Start DATA ENTRIES
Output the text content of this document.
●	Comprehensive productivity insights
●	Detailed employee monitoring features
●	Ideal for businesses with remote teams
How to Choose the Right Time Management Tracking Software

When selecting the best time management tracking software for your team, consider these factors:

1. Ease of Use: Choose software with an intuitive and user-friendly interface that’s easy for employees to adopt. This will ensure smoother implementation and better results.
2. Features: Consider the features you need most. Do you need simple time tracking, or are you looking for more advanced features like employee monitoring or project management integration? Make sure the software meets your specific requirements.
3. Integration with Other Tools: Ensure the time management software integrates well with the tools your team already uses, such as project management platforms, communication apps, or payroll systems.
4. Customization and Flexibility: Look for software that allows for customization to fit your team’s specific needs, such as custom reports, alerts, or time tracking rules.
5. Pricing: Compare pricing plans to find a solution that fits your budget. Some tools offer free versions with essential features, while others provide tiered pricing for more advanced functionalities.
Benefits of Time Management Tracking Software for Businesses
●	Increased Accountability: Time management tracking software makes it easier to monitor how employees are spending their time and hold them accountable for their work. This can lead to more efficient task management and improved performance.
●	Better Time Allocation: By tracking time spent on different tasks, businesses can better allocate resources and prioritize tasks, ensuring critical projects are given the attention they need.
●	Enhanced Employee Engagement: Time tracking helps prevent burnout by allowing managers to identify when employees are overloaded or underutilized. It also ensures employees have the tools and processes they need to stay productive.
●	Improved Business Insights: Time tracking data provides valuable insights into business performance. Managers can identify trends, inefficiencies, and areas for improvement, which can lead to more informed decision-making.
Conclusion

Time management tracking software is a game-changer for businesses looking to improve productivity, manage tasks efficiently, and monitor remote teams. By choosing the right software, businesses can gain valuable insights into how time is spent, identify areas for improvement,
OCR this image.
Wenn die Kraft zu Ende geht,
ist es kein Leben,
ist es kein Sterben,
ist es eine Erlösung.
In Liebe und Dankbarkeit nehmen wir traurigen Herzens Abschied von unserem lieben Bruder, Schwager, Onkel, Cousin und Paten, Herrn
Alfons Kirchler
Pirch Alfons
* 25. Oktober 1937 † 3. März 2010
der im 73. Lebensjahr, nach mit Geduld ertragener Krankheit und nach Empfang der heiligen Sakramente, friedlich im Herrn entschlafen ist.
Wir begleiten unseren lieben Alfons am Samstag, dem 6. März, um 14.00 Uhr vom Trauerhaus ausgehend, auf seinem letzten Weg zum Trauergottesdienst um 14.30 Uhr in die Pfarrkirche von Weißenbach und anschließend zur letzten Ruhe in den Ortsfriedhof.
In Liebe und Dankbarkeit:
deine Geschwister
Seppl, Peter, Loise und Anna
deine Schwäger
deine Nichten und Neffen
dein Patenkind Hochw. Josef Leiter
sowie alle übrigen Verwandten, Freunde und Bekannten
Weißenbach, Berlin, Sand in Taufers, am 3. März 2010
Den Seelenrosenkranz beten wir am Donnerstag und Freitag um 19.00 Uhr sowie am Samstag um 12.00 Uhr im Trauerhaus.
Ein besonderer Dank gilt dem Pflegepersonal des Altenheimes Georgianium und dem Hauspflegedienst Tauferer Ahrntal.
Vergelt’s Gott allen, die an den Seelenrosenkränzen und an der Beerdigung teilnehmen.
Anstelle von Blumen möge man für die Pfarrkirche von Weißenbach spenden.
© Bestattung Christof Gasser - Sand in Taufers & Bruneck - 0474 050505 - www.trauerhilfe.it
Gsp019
End DATA ENTRIES
* [WHAT YOU WILL DO]
Copy, character for character, the lines from the line that holds "OCR this image." through the final line of the records above.

* [SOLVED PROBLEM]
OCR this image.
Wenn die Kraft zu Ende geht,
ist es kein Leben,
ist es kein Sterben,
ist es eine Erlösung.
In Liebe und Dankbarkeit nehmen wir traurigen Herzens Abschied von unserem lieben Bruder, Schwager, Onkel, Cousin und Paten, Herrn
Alfons Kirchler
Pirch Alfons
* 25. Oktober 1937 † 3. März 2010
der im 73. Lebensjahr, nach mit Geduld ertragener Krankheit und nach Empfang der heiligen Sakramente, friedlich im Herrn entschlafen ist.
Wir begleiten unseren lieben Alfons am Samstag, dem 6. März, um 14.00 Uhr vom Trauerhaus ausgehend, auf seinem letzten Weg zum Trauergottesdienst um 14.30 Uhr in die Pfarrkirche von Weißenbach und anschließend zur letzten Ruhe in den Ortsfriedhof.
In Liebe und Dankbarkeit:
deine Geschwister
Seppl, Peter, Loise und Anna
deine Schwäger
deine Nichten und Neffen
dein Patenkind Hochw. Josef Leiter
sowie alle übrigen Verwandten, Freunde und Bekannten
Weißenbach, Berlin, Sand in Taufers, am 3. März 2010
Den Seelenrosenkranz beten wir am Donnerstag und Freitag um 19.00 Uhr sowie am Samstag um 12.00 Uhr im Trauerhaus.
Ein besonderer Dank gilt dem Pflegepersonal des Altenheimes Georgianium und dem Hauspflegedienst Tauferer Ahrntal.
Vergelt’s Gott allen, die an den Seelenrosenkränzen und an der Beerdigung teilnehmen.
Anstelle von Blumen möge man für die Pfarrkirche von Weißenbach spenden.
© Bestattung Christof Gasser - Sand in Taufers & Bruneck - 0474 050505 - www.trauerhilfe.it
Gsp019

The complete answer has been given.